Dataset:

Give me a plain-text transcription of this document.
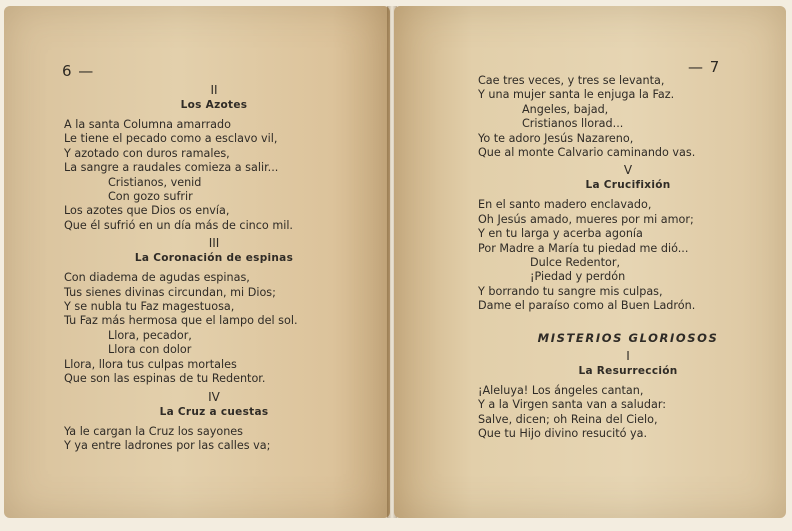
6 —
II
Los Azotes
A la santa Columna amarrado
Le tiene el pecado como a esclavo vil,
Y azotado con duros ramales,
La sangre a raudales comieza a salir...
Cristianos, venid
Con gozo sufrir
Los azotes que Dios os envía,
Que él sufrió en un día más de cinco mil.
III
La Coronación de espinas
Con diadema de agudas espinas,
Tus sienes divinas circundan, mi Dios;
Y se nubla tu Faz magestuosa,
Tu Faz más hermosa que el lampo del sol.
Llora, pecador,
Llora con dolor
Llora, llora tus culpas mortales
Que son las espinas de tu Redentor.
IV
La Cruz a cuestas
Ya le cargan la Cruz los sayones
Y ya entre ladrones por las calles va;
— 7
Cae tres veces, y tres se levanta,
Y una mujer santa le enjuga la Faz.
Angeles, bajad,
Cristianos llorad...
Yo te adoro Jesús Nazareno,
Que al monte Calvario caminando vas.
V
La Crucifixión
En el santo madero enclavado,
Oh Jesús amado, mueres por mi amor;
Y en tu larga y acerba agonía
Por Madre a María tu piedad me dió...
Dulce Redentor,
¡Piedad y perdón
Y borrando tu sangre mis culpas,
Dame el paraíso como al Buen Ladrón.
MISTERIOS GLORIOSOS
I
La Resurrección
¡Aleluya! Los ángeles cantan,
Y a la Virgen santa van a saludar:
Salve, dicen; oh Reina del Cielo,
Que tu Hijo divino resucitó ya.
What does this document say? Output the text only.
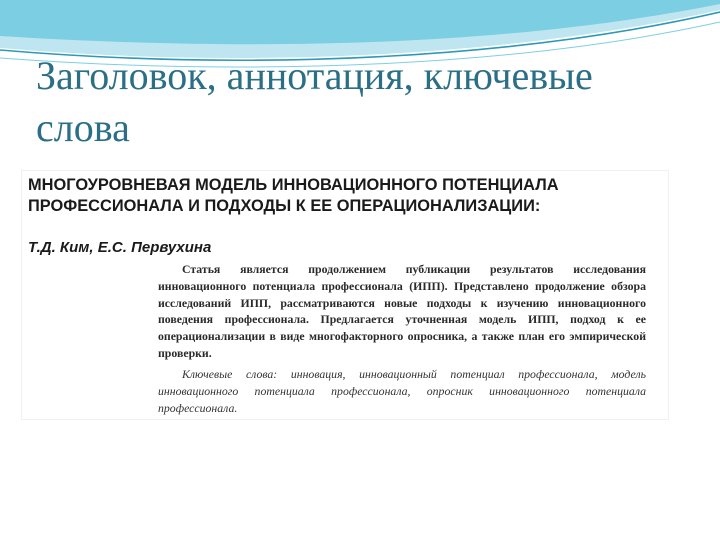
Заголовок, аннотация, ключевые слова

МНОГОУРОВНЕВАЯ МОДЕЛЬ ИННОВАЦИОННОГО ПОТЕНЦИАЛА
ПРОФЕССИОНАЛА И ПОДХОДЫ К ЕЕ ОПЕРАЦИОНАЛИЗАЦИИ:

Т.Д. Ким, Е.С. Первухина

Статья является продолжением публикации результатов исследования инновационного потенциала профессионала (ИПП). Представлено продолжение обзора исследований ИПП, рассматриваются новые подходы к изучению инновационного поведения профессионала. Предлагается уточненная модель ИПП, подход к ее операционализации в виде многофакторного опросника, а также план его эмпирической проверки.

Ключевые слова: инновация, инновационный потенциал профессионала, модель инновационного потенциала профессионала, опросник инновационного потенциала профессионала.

Your instructions: In your copy of the listing above, reproduce each line exactly and omit all pictures.

Task answer:
Give me a plain-text transcription of this document.
6 —
II
Los Azotes
A la santa Columna amarrado
Le tiene el pecado como a esclavo vil,
Y azotado con duros ramales,
La sangre a raudales comieza a salir...
Cristianos, venid
Con gozo sufrir
Los azotes que Dios os envía,
Que él sufrió en un día más de cinco mil.
III
La Coronación de espinas
Con diadema de agudas espinas,
Tus sienes divinas circundan, mi Dios;
Y se nubla tu Faz magestuosa,
Tu Faz más hermosa que el lampo del sol.
Llora, pecador,
Llora con dolor
Llora, llora tus culpas mortales
Que son las espinas de tu Redentor.
IV
La Cruz a cuestas
Ya le cargan la Cruz los sayones
Y ya entre ladrones por las calles va;
— 7
Cae tres veces, y tres se levanta,
Y una mujer santa le enjuga la Faz.
Angeles, bajad,
Cristianos llorad...
Yo te adoro Jesús Nazareno,
Que al monte Calvario caminando vas.
V
La Crucifixión
En el santo madero enclavado,
Oh Jesús amado, mueres por mi amor;
Y en tu larga y acerba agonía
Por Madre a María tu piedad me dió...
Dulce Redentor,
¡Piedad y perdón
Y borrando tu sangre mis culpas,
Dame el paraíso como al Buen Ladrón.
MISTERIOS GLORIOSOS
I
La Resurrección
¡Aleluya! Los ángeles cantan,
Y a la Virgen santa van a saludar:
Salve, dicen; oh Reina del Cielo,
Que tu Hijo divino resucitó ya.
What does this document say? Output the text only.
Заголовок, аннотация, ключевые слова

МНОГОУРОВНЕВАЯ МОДЕЛЬ ИННОВАЦИОННОГО ПОТЕНЦИАЛА
ПРОФЕССИОНАЛА И ПОДХОДЫ К ЕЕ ОПЕРАЦИОНАЛИЗАЦИИ:

Т.Д. Ким, Е.С. Первухина

Статья является продолжением публикации результатов исследования инновационного потенциала профессионала (ИПП). Представлено продолжение обзора исследований ИПП, рассматриваются новые подходы к изучению инновационного поведения профессионала. Предлагается уточненная модель ИПП, подход к ее операционализации в виде многофакторного опросника, а также план его эмпирической проверки.

Ключевые слова: инновация, инновационный потенциал профессионала, модель инновационного потенциала профессионала, опросник инновационного потенциала профессионала.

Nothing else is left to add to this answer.